---- Given data

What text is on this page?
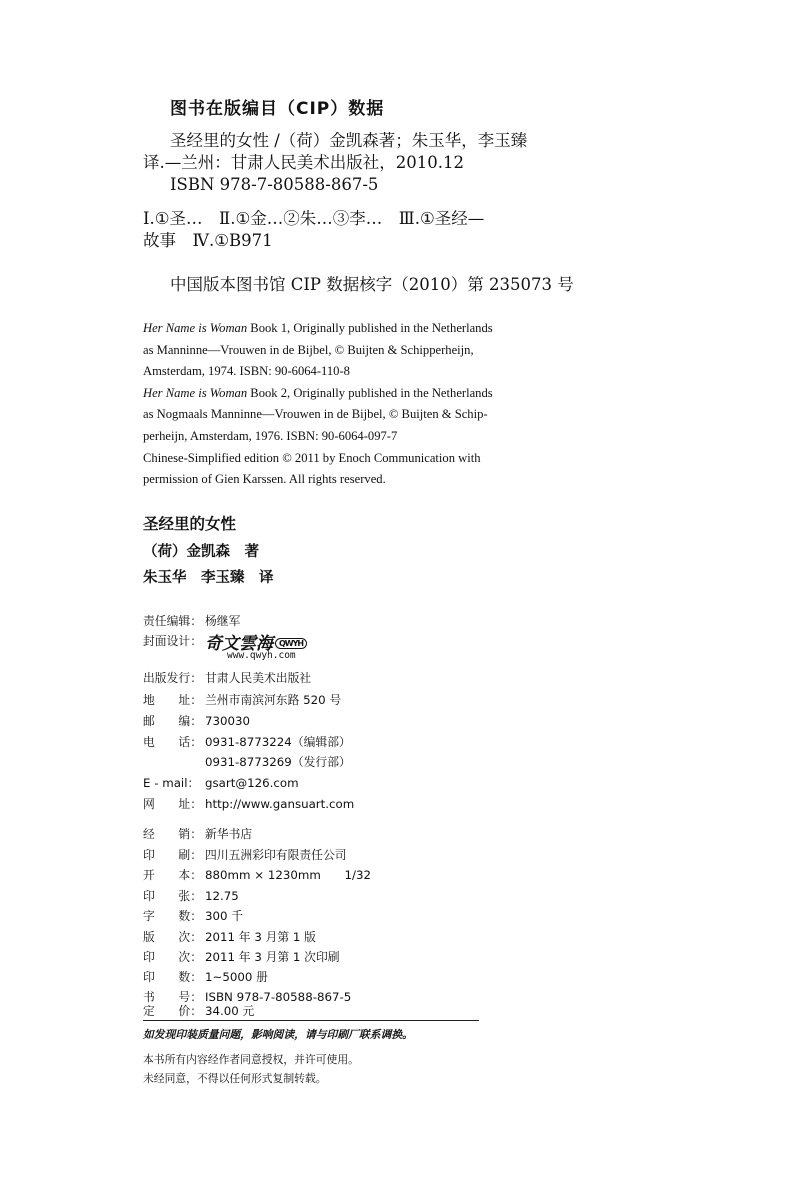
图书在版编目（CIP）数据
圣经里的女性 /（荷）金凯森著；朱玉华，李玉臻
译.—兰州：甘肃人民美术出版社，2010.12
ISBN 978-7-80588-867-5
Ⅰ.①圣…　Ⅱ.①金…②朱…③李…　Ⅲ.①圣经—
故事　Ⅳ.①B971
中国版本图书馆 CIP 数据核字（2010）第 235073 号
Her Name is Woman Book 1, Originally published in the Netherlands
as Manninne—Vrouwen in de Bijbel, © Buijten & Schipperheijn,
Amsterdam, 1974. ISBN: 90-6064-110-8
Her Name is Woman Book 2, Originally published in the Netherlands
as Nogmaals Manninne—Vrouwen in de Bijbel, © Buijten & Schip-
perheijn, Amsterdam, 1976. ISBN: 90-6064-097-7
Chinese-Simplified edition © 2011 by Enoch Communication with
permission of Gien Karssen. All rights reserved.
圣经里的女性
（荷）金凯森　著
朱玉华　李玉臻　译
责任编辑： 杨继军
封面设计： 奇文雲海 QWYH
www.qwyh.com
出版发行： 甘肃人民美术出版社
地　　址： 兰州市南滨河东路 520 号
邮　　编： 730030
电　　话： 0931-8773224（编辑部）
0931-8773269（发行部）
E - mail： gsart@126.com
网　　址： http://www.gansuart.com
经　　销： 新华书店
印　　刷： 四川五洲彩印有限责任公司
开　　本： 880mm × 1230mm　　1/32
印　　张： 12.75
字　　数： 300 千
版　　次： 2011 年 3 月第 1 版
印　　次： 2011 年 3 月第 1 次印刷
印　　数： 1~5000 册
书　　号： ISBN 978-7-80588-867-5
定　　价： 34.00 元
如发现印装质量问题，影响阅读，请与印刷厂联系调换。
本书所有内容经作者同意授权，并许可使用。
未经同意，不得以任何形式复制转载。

--------
---- Given data

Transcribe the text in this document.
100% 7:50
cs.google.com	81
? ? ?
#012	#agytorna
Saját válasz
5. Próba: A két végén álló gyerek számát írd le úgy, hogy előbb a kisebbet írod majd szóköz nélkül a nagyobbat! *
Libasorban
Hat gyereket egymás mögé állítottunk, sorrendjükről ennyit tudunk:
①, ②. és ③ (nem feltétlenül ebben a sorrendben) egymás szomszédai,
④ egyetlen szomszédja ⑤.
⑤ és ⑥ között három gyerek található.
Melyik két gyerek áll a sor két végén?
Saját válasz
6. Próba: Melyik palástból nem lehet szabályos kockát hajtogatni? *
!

--------
---- Given data

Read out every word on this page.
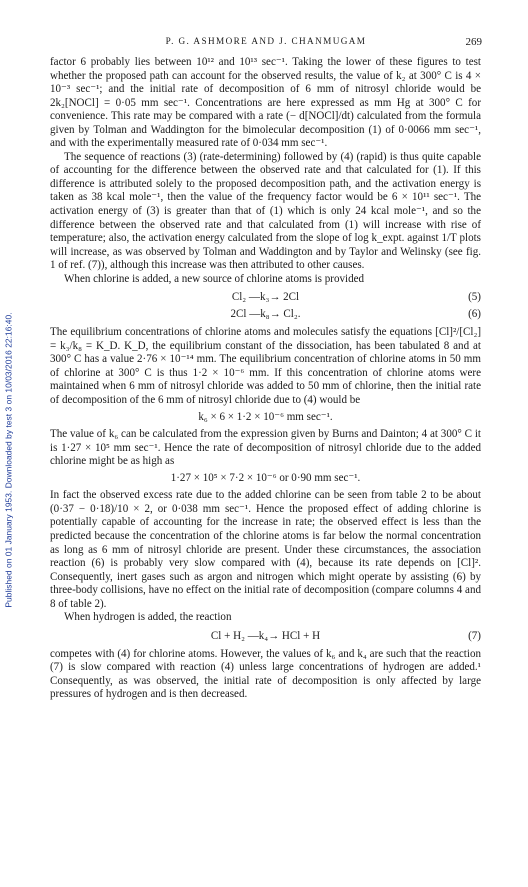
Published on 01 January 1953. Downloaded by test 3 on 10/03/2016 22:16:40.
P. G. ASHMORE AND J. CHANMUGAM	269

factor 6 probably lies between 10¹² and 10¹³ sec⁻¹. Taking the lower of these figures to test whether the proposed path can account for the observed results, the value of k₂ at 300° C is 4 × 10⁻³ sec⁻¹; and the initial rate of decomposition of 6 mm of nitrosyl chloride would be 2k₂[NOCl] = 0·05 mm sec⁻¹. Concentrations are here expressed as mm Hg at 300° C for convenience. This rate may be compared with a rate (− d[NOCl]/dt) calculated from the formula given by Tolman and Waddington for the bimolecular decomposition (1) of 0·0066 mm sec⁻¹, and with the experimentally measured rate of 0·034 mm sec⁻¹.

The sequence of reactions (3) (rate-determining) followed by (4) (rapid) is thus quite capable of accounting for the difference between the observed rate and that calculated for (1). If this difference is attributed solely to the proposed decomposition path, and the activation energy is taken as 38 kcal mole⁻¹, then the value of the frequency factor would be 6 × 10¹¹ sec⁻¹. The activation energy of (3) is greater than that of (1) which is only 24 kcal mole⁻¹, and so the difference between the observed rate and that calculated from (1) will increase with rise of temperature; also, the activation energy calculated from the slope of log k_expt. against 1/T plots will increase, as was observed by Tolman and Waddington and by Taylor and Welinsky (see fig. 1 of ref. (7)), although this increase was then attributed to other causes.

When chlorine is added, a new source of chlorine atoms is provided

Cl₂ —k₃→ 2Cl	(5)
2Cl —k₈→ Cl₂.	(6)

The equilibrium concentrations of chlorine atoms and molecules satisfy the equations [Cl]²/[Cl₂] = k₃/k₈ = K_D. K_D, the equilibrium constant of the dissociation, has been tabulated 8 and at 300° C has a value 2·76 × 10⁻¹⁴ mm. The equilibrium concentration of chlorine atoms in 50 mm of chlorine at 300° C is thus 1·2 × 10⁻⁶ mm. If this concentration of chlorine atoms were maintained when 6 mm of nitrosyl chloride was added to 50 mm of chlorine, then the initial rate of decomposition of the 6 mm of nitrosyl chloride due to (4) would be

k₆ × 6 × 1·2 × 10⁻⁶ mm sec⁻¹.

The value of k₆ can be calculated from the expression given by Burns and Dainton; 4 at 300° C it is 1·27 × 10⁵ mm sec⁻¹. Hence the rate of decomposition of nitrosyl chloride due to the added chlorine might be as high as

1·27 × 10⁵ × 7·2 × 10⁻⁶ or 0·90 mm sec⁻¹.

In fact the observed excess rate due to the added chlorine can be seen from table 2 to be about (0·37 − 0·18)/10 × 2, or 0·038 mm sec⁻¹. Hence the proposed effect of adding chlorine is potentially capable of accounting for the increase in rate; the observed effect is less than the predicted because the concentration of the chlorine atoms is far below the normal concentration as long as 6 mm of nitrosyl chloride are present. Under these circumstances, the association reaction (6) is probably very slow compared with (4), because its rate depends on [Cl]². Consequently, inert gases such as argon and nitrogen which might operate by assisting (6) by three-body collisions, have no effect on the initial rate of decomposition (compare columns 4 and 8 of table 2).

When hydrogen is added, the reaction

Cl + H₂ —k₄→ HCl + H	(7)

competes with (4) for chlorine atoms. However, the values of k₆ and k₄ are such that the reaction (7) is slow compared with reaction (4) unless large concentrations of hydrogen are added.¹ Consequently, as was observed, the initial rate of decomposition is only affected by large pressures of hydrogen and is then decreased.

--------

### Directions for this task
Pick out and copy the lines of the material that include the word "Book".

### Task solution
Her Name is Woman Book 1, Originally published in the Netherlands
Her Name is Woman Book 2, Originally published in the Netherlands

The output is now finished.